Scan the entries for the string "ration" and give the number of lines that have it, nothing further.

BEGIN RECORD EXCERPTS

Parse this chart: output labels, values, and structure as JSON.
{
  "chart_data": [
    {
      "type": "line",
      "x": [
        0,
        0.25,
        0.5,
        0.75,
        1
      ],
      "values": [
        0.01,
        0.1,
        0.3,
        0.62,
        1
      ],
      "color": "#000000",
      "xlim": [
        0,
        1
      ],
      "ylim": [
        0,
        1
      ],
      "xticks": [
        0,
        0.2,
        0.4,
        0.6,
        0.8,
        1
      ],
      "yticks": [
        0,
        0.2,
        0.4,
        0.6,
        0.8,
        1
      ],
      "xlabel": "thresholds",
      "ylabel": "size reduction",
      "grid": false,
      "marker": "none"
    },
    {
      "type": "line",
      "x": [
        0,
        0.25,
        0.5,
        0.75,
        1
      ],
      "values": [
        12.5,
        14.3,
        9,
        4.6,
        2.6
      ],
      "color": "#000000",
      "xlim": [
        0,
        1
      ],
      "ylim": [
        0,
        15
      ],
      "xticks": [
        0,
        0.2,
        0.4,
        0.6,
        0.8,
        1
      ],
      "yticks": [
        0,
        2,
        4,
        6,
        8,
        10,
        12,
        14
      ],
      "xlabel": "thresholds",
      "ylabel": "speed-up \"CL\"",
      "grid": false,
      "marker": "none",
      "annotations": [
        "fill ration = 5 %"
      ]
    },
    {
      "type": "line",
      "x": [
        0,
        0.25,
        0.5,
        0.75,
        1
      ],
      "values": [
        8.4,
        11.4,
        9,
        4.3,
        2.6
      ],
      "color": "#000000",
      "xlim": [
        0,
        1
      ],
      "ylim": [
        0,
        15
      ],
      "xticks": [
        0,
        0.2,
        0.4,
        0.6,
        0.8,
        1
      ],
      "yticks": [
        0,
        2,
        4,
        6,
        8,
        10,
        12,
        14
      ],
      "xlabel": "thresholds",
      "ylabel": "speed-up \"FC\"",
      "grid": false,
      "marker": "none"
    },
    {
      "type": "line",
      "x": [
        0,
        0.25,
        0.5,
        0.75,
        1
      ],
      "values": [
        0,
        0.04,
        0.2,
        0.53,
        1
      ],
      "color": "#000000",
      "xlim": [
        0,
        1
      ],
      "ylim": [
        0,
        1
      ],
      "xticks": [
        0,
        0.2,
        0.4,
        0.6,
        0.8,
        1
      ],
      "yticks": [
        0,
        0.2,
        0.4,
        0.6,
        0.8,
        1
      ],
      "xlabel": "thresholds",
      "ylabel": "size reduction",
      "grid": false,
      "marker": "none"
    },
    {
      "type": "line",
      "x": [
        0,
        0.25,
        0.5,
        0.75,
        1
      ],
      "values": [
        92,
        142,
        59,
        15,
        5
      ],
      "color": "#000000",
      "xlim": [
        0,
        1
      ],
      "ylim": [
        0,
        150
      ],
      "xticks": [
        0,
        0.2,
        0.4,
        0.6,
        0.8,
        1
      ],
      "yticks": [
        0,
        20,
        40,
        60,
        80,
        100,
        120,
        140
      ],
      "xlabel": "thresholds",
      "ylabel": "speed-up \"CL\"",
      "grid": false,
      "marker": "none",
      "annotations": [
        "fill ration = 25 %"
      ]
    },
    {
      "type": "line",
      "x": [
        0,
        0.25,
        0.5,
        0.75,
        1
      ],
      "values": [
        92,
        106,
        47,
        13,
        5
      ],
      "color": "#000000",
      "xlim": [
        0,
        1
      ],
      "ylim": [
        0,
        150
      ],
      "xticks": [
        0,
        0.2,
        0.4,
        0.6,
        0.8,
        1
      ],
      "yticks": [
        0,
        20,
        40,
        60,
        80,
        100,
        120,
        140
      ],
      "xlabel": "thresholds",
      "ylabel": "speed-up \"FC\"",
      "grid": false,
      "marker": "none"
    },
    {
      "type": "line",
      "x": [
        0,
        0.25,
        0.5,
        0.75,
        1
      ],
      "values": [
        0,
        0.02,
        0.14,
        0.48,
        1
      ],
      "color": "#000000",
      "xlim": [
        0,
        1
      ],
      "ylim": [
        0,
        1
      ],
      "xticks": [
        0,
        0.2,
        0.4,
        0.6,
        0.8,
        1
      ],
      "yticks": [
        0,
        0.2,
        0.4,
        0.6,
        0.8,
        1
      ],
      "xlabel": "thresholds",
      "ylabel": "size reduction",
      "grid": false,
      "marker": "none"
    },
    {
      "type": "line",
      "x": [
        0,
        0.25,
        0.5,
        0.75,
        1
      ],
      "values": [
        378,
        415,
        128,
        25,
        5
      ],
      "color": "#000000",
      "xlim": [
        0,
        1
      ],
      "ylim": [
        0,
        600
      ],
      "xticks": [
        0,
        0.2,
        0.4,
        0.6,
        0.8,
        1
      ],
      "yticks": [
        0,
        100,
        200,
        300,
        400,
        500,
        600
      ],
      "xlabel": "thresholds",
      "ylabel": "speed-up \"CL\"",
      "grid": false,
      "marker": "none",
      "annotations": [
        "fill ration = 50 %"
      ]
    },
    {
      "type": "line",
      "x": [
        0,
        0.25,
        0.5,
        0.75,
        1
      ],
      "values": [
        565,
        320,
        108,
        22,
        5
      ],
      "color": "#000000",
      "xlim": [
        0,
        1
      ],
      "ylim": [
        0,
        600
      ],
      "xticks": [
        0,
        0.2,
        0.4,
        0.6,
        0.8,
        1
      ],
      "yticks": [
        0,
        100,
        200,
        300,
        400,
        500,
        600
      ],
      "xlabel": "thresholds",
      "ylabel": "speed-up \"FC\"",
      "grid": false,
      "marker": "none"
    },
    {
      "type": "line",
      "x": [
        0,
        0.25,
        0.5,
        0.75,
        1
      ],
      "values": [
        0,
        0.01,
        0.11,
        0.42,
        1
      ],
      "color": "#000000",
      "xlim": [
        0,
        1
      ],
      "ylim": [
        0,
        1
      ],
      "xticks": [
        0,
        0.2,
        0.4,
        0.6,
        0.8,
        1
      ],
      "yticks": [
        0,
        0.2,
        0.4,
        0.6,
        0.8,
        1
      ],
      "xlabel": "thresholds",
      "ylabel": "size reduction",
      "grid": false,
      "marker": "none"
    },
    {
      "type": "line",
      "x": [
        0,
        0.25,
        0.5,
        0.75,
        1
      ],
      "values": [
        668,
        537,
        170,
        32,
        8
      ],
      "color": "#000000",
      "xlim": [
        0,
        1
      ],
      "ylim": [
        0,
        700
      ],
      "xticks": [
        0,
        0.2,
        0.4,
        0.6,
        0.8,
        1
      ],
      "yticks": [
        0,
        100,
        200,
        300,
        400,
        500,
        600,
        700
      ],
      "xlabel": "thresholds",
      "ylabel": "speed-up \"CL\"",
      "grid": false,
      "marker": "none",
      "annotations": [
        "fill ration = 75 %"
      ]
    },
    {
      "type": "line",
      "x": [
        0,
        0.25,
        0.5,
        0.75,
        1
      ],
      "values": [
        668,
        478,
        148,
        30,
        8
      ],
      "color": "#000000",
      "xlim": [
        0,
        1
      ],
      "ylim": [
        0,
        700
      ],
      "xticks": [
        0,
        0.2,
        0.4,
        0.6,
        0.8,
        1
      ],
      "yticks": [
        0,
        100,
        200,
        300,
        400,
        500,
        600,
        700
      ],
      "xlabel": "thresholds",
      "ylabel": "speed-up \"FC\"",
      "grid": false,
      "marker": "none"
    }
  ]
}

END RECORD EXCERPTS

REPLY TO THE TASK »
4